======== SUPPLIED DATA ========

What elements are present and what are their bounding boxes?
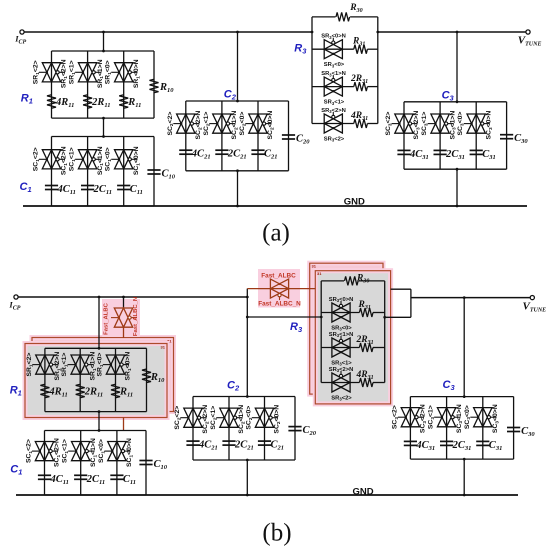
- label Fast_ALBC_N (left, b): [133, 297, 139, 336]
- gate control label SC2<0>N: [274, 405, 282, 434]
- transmission gate SR1<2>: [32, 355, 58, 374]
- wire Fast_ALBC red bypass wire (b): [247, 288, 315, 290]
- svg-text:Fast_ALBC_N: Fast_ALBC_N: [258, 301, 301, 308]
- label 4C21: [191, 149, 211, 161]
- gate control label SR3<0>N (b): [329, 297, 354, 303]
- label C2 (b) blue: [227, 380, 240, 393]
- label R10: [150, 372, 165, 384]
- label ICP (a): [14, 34, 26, 46]
- svg-text:GND: GND: [344, 197, 365, 208]
- gate control label SR3<0>N (a): [321, 34, 346, 40]
- gate control label SC3<0>N: [485, 111, 493, 140]
- highlight halo Fast_ALBC gate (right, b): [258, 269, 300, 308]
- svg-text:31: 31: [317, 271, 322, 276]
- resistor row 1 (b): [359, 308, 373, 317]
- label C21: [264, 149, 278, 161]
- label C31: [489, 440, 503, 452]
- label 4R11: [48, 387, 67, 399]
- capacitor 2C11: [74, 475, 87, 479]
- gate control label SC2<2>: [174, 406, 182, 430]
- capacitor 2C21: [222, 441, 235, 445]
- gate control label SC1<1>N: [90, 438, 98, 467]
- wire trunk to R3 left rail (b): [247, 316, 321, 318]
- label R30 (a): [349, 3, 362, 14]
- transmission gate SC1<0>: [111, 150, 137, 169]
- label R10: [159, 82, 174, 94]
- label 4R11: [55, 97, 74, 109]
- label ICP (b): [8, 299, 20, 311]
- label C10: [162, 169, 176, 181]
- transmission gate SC3<0>: [470, 408, 496, 427]
- gate control label SC2<0>: [246, 406, 254, 430]
- transmission gate SR1<2>: [39, 63, 65, 82]
- wire R1a branch 3: [123, 51, 125, 118]
- label R11: [119, 387, 133, 399]
- gate control label SC1<2>: [33, 147, 41, 171]
- transmission gate SC3<0>: [464, 114, 490, 133]
- wire VTUNE to C3 stub (b): [463, 296, 466, 398]
- wire ICP to C2 stub (a): [236, 31, 239, 103]
- capacitor C31: [476, 441, 489, 445]
- C1a box bottom rail wire: [52, 205, 155, 207]
- transmission gate SC2<1>: [209, 114, 235, 133]
- gate control label SC1<1>: [69, 147, 77, 171]
- label GND (a): [344, 197, 365, 208]
- label Fast_ALBC (right, b): [261, 273, 296, 280]
- label Fast_ALBC_N (right, b): [258, 301, 301, 308]
- resistor 4R11: [40, 384, 49, 398]
- gate control label SR1<0>: [105, 60, 113, 84]
- svg-text:SR3<1>: SR3<1>: [331, 361, 352, 367]
- label 2C31: [452, 440, 472, 452]
- wire C3a branch 1: [403, 102, 405, 169]
- caption (b): [262, 520, 291, 547]
- wire ICP to R1 stub (b): [98, 296, 101, 350]
- gate control label SR3<1> (b): [331, 361, 352, 367]
- wire C1b branch 1: [44, 431, 46, 496]
- svg-text:SR3<0>: SR3<0>: [331, 326, 352, 332]
- svg-text:Fast_ALBC: Fast_ALBC: [104, 302, 110, 334]
- wire C3b branch 2: [446, 397, 448, 460]
- capacitor 2C31: [434, 150, 447, 154]
- wire C1a branch 1: [51, 137, 53, 207]
- gate control label SR1<0>: [97, 353, 105, 377]
- transmission gate SR1<0>: [111, 63, 137, 82]
- gate control label SC3<2>N: [413, 111, 421, 140]
- label 2R31 (b): [356, 335, 374, 346]
- capacitor 2C31: [440, 441, 453, 445]
- highlight box R3 copy (back, b): [310, 263, 383, 394]
- label 2C31: [445, 149, 465, 161]
- capacitor 2C11: [81, 186, 94, 190]
- transmission gate SC2<2>: [173, 114, 199, 133]
- svg-text:SR3<0>: SR3<0>: [324, 62, 345, 68]
- transmission gate SR3<0> (b): [332, 301, 350, 322]
- gate control label SC3<1>: [421, 112, 429, 136]
- R1b box top rail wire: [45, 347, 147, 349]
- gate control label SR1<1>N: [97, 59, 105, 88]
- transmission gate SC3<1>: [428, 114, 454, 133]
- capacitor C10: [147, 170, 160, 174]
- R3 (b) top edge wire with R30: [321, 280, 385, 282]
- gate control label SR1<2>: [33, 60, 41, 84]
- R3 (b) right rail wire: [383, 281, 386, 383]
- gate control label SC3<0>: [464, 405, 472, 429]
- R3 (b) row 3 wire: [321, 382, 385, 384]
- transmission gate SC3<1>: [434, 408, 460, 427]
- gate control label SR1<1>: [61, 353, 69, 377]
- transmission gate SC1<2>: [39, 150, 65, 169]
- label R11: [127, 97, 141, 109]
- R1a box right edge wire: [153, 51, 155, 118]
- transmission gate SC1<1>: [68, 442, 94, 461]
- wire C2 to GND stub (b): [246, 459, 249, 497]
- label C10: [154, 459, 168, 471]
- R1b box bottom rail wire: [45, 411, 147, 413]
- R1a box top rail wire: [52, 50, 155, 52]
- svg-text:Fast_ALBC: Fast_ALBC: [261, 273, 296, 280]
- label C3 (b) blue: [443, 379, 456, 392]
- capacitor C10: [139, 461, 152, 465]
- transmission gate SC1<0>: [104, 442, 130, 461]
- label C20: [296, 134, 310, 146]
- capacitor 4C21: [186, 441, 199, 445]
- svg-text:GND: GND: [353, 486, 374, 497]
- R3 (a) right rail wire: [376, 17, 379, 124]
- gate control label SC1<1>: [62, 439, 70, 463]
- gate control label SR3<0> (b): [331, 326, 352, 332]
- C1a box right edge wire: [153, 137, 155, 207]
- wire C3a branch 2: [439, 102, 441, 169]
- label 4C11: [57, 184, 76, 196]
- capacitor C11: [110, 475, 123, 479]
- svg-text:SR3<2>N: SR3<2>N: [329, 367, 354, 373]
- label 4C31: [409, 149, 429, 161]
- capacitor C21: [258, 441, 271, 445]
- gate control label SR3<2>N (a): [321, 108, 346, 114]
- R3 (b) left rail wire: [320, 281, 323, 383]
- label 2R11: [84, 387, 103, 399]
- capacitor 4C11: [38, 475, 51, 479]
- transmission gate SR1<1>: [68, 355, 94, 374]
- label R3 (a) blue: [294, 43, 307, 56]
- wire VTUNE to C3 stub (a): [456, 31, 459, 104]
- node: ICP to R1 stub (a): [102, 31, 105, 53]
- label 4R31 (a): [350, 111, 368, 122]
- label C2 (a) blue: [224, 88, 237, 101]
- gate control label SR3<2>N (b): [329, 367, 354, 373]
- capacitor 4C11: [45, 186, 58, 190]
- transmission gate SR3<2> (b): [332, 371, 350, 392]
- highlight halo Fast_ALBC gate (left, b): [102, 299, 140, 337]
- C3b box right edge wire: [513, 397, 515, 460]
- resistor R30 (b): [345, 276, 359, 285]
- label C20: [303, 425, 317, 437]
- wire ICP corner trunk (b): [246, 289, 249, 397]
- wire C3 to GND stub (b): [463, 458, 466, 497]
- R3 (b) row 2 wire: [321, 347, 385, 349]
- gate control label SC1<2>N: [61, 146, 69, 175]
- label R31 (b): [358, 300, 371, 311]
- C2b box bottom rail wire: [193, 459, 295, 461]
- wire R1 to C1 stub (a): [102, 117, 105, 138]
- wire C3b branch 1: [409, 397, 411, 460]
- wire C3b branch 3: [482, 397, 484, 460]
- label R1 (b) blue: [10, 384, 22, 397]
- caption (a): [262, 220, 290, 247]
- label R30 (b): [356, 273, 369, 284]
- label 4C31: [415, 440, 435, 452]
- label R31 (a): [352, 37, 365, 48]
- resistor 4R31 (a): [354, 119, 368, 128]
- gate control label SC1<2>N: [54, 438, 62, 467]
- gate control label SR3<2> (a): [324, 137, 345, 143]
- wire Fast_ALBC gate to R1 box (b): [123, 327, 125, 338]
- wire VTUNE line (a): [378, 31, 526, 33]
- C1b box top rail wire: [45, 430, 147, 432]
- wire C2b branch 3: [264, 397, 266, 461]
- label 2C11: [86, 474, 105, 486]
- transmission gate SC1<1>: [75, 150, 101, 169]
- label 2C21: [234, 440, 254, 452]
- capacitor C31: [470, 150, 483, 154]
- C3b box top rail wire: [410, 396, 513, 398]
- svg-text:(a): (a): [262, 220, 290, 247]
- transmission gate SR1<0>: [103, 355, 129, 374]
- resistor 2R11: [76, 384, 85, 398]
- svg-text:Fast_ALBC_N: Fast_ALBC_N: [133, 297, 139, 336]
- resistor row 3 (b): [359, 378, 373, 387]
- label 4C21: [198, 440, 218, 452]
- R1b box right edge wire: [146, 348, 148, 411]
- gate control label SC1<0>: [98, 439, 106, 463]
- label C1 (b) blue: [10, 464, 22, 477]
- wire C2b branch 1: [192, 397, 194, 461]
- R3 (a) row 2 wire: [312, 86, 378, 88]
- gate control label SR1<2>: [26, 353, 34, 377]
- C3a box top rail wire: [404, 101, 507, 103]
- svg-text:31: 31: [161, 345, 166, 350]
- wire red bypass emerges right (b): [391, 288, 411, 290]
- label 4R31 (b): [356, 370, 374, 381]
- wire C2a branch 3: [257, 101, 259, 171]
- transmission gate SR1<1>: [75, 63, 101, 82]
- terminal VTUNE (a): [526, 30, 530, 34]
- C3a box right edge wire: [506, 102, 508, 169]
- wire C2a branch 1: [185, 101, 187, 171]
- capacitor 4C31: [397, 150, 410, 154]
- label C30: [514, 133, 528, 145]
- GND line (b): [16, 494, 518, 496]
- svg-text:SR3<1>N: SR3<1>N: [329, 332, 354, 338]
- gate control label SR3<2> (b): [331, 396, 352, 402]
- wire R1a branch 1: [51, 51, 53, 118]
- wire C1a branch 3: [123, 137, 125, 207]
- wire ICP to Fast_ALBC gate (b): [122, 296, 125, 308]
- wire C1a branch 2: [87, 137, 89, 207]
- capacitor C30: [507, 428, 520, 432]
- resistor R10: [142, 369, 151, 383]
- gate control label SR1<2>N: [61, 59, 69, 88]
- capacitor 2C21: [215, 150, 228, 154]
- label C11: [123, 474, 136, 486]
- transmission gate SC2<0>: [252, 408, 278, 427]
- transmission gate SC1<2>: [32, 442, 58, 461]
- gate control label SC2<0>: [239, 112, 247, 136]
- wire bracket vertical (b): [410, 289, 412, 317]
- capacitor 4C31: [404, 441, 417, 445]
- label Fast_ALBC (left, b): [104, 302, 110, 334]
- wire R1b branch 3: [115, 348, 117, 411]
- gate control label SC2<1>: [210, 406, 218, 430]
- transmission gate SC3<2>: [398, 408, 424, 427]
- transmission gate Fast_ALBC (right, b): [270, 279, 288, 300]
- label 2R11: [91, 97, 110, 109]
- gate control label SC2<2>N: [202, 405, 210, 434]
- label C11: [130, 184, 143, 196]
- gate control label SC3<0>N: [492, 404, 500, 433]
- wire R1 to C1 stub (b): [98, 410, 101, 432]
- gate control label SC2<1>N: [238, 405, 246, 434]
- svg-text:SR3<0>N: SR3<0>N: [329, 297, 354, 303]
- capacitor C20: [288, 427, 301, 431]
- highlight box R3 copy (front, b): [315, 271, 390, 404]
- gate control label SC1<0>N: [126, 438, 134, 467]
- transmission gate SR3<1> (a): [324, 75, 342, 96]
- wire C3 to GND stub (a): [456, 168, 459, 208]
- gate control label SC3<1>N: [456, 404, 464, 433]
- label C31: [482, 149, 496, 161]
- wire C2a branch 2: [221, 101, 223, 171]
- gate control label SC3<1>: [428, 405, 436, 429]
- capacitor C21: [251, 150, 264, 154]
- gate control label SC1<1>N: [97, 146, 105, 175]
- label C30: [521, 426, 535, 438]
- label C3 (a) blue: [442, 90, 455, 103]
- resistor R11: [119, 95, 128, 109]
- svg-text:SR3<2>: SR3<2>: [331, 396, 352, 402]
- C1b box right edge wire: [145, 431, 147, 496]
- highlight box R1 copy (front, b): [25, 344, 167, 418]
- label VTUNE (b): [523, 300, 547, 313]
- gate control label SR1<1>: [69, 60, 77, 84]
- gate control label SR3<1> (a): [324, 100, 345, 106]
- C1b box bottom rail wire: [45, 494, 147, 496]
- label 2C21: [227, 149, 247, 161]
- gate control label SR3<0> (a): [324, 62, 345, 68]
- gate control label SC2<2>N: [195, 111, 203, 140]
- gate control label SC3<2>: [391, 405, 399, 429]
- transmission gate Fast_ALBC (left, b): [111, 308, 137, 327]
- R3 (a) row 3 wire: [312, 123, 378, 125]
- label R3 (b) blue: [290, 321, 303, 334]
- label 2C11: [93, 184, 112, 196]
- gate control label SC3<1>N: [449, 111, 457, 140]
- resistor R31 (a): [354, 45, 368, 54]
- transmission gate SC2<1>: [217, 408, 243, 427]
- resistor R11: [111, 384, 120, 398]
- wire Fast_ALBC gate top lead (b): [123, 308, 125, 309]
- gate control label SC1<0>N: [133, 146, 141, 175]
- svg-text:SR3<1>N: SR3<1>N: [321, 71, 346, 77]
- label C1 (a) blue: [20, 181, 32, 194]
- label 2R31 (a): [350, 74, 368, 85]
- resistor R30 (a): [336, 12, 350, 21]
- label 4C11: [50, 474, 69, 486]
- label VTUNE (a): [518, 35, 542, 48]
- wire Fast_ALBC bypass to C1 (b): [123, 417, 125, 430]
- resistor R10: [150, 79, 159, 93]
- wire C1b branch 3: [116, 431, 118, 496]
- terminal VTUNE (b): [530, 296, 534, 300]
- wire R1b branch 1: [44, 348, 46, 411]
- gate control label SR1<2>N: [54, 352, 62, 381]
- wire C1b branch 2: [80, 431, 82, 496]
- gate control label SR1<0>N: [133, 59, 141, 88]
- resistor 2R31 (a): [354, 82, 368, 91]
- C3a box bottom rail wire: [404, 168, 507, 170]
- wire C3a branch 3: [475, 102, 477, 169]
- wire R1a branch 2: [87, 51, 89, 118]
- svg-text:SR3<1>: SR3<1>: [324, 100, 345, 106]
- transmission gate SC2<2>: [181, 408, 207, 427]
- svg-text:SR3<2>: SR3<2>: [324, 137, 345, 143]
- gate control label SR3<1>N (a): [321, 71, 346, 77]
- capacitor C11: [117, 186, 130, 190]
- wire R3 right rail out (b): [385, 316, 411, 318]
- transmission gate SC3<2>: [392, 114, 418, 133]
- transmission gate SR3<0> (a): [324, 38, 342, 59]
- capacitor C30: [500, 135, 513, 139]
- wire R1b branch 2: [79, 348, 81, 411]
- resistor 4R11: [47, 95, 56, 109]
- R3 (b) row 1 wire: [321, 312, 385, 314]
- gate control label SC2<1>N: [231, 111, 239, 140]
- gate control label SC2<1>: [203, 112, 211, 136]
- gate control label SC1<2>: [26, 439, 34, 463]
- node trunk to C2 top (b): [246, 395, 249, 398]
- transmission gate SR3<1> (b): [332, 336, 350, 357]
- capacitor C20: [282, 135, 295, 139]
- wire VTUNE line (b): [411, 297, 530, 299]
- gate control label SR1<0>N: [125, 352, 133, 381]
- highlight box R1 copy (back, b): [32, 338, 174, 412]
- capacitor 4C21: [179, 150, 192, 154]
- transmission gate SR3<2> (a): [324, 112, 342, 133]
- wire C2b branch 2: [228, 397, 230, 461]
- transmission gate SC2<0>: [246, 114, 272, 133]
- label R1 (a) blue: [21, 93, 33, 106]
- gate control label SC2<2>: [167, 112, 175, 136]
- gate control label SC3<0>: [457, 112, 465, 136]
- gate control label SR1<1>N: [89, 352, 97, 381]
- gate control label SR3<1>N (b): [329, 332, 354, 338]
- terminal ICP (a): [20, 30, 312, 34]
- resistor row 2 (b): [359, 343, 373, 352]
- C2a box right edge wire: [288, 101, 290, 171]
- gate control label SC3<2>N: [420, 404, 428, 433]
- R3 (a) top edge wire with R30: [312, 16, 378, 18]
- C2b box right edge wire: [294, 397, 296, 461]
- gate control label SC1<0>: [105, 147, 113, 171]
- svg-text:SR3<2>N: SR3<2>N: [321, 108, 346, 114]
- C2a box bottom rail wire: [186, 170, 289, 172]
- terminal ICP (b): [14, 295, 247, 299]
- R3 (a) row 1 wire: [312, 48, 378, 50]
- wire C2 to GND stub (a): [236, 169, 239, 207]
- label GND (b): [353, 486, 374, 497]
- resistor 2R11: [83, 95, 92, 109]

========

Rewrite the entries above as a numbered list, beginning with the line containing "- label Fast_ALBC_N (left, b): [133, 297, 139, 336]" and continuing through the line containing "- capacitor 2C21: [222, 441, 235, 445]", with any blank lines left out.

1. - label Fast_ALBC_N (left, b): [133, 297, 139, 336]
2. - gate control label SC2<0>N: [274, 405, 282, 434]
3. - transmission gate SR1<2>: [32, 355, 58, 374]
4. - wire Fast_ALBC red bypass wire (b): [247, 288, 315, 290]
5. - svg-text:Fast_ALBC_N: Fast_ALBC_N: [258, 301, 301, 308]
6. - label 4C21: [191, 149, 211, 161]
7. - gate control label SR3<0>N (b): [329, 297, 354, 303]
8. - label C2 (b) blue: [227, 380, 240, 393]
9. - label R10: [150, 372, 165, 384]
10. - label ICP (a): [14, 34, 26, 46]
11. - svg-text:GND: GND: [344, 197, 365, 208]
12. - gate control label SR3<0>N (a): [321, 34, 346, 40]
13. - gate control label SC3<0>N: [485, 111, 493, 140]
14. - highlight halo Fast_ALBC gate (right, b): [258, 269, 300, 308]
15. - svg-text:31: 31: [317, 271, 322, 276]
16. - resistor row 1 (b): [359, 308, 373, 317]
17. - label C21: [264, 149, 278, 161]
18. - label C31: [489, 440, 503, 452]
19. - label 4R11: [48, 387, 67, 399]
20. - capacitor 2C11: [74, 475, 87, 479]
21. - gate control label SC2<2>: [174, 406, 182, 430]
22. - capacitor 2C21: [222, 441, 235, 445]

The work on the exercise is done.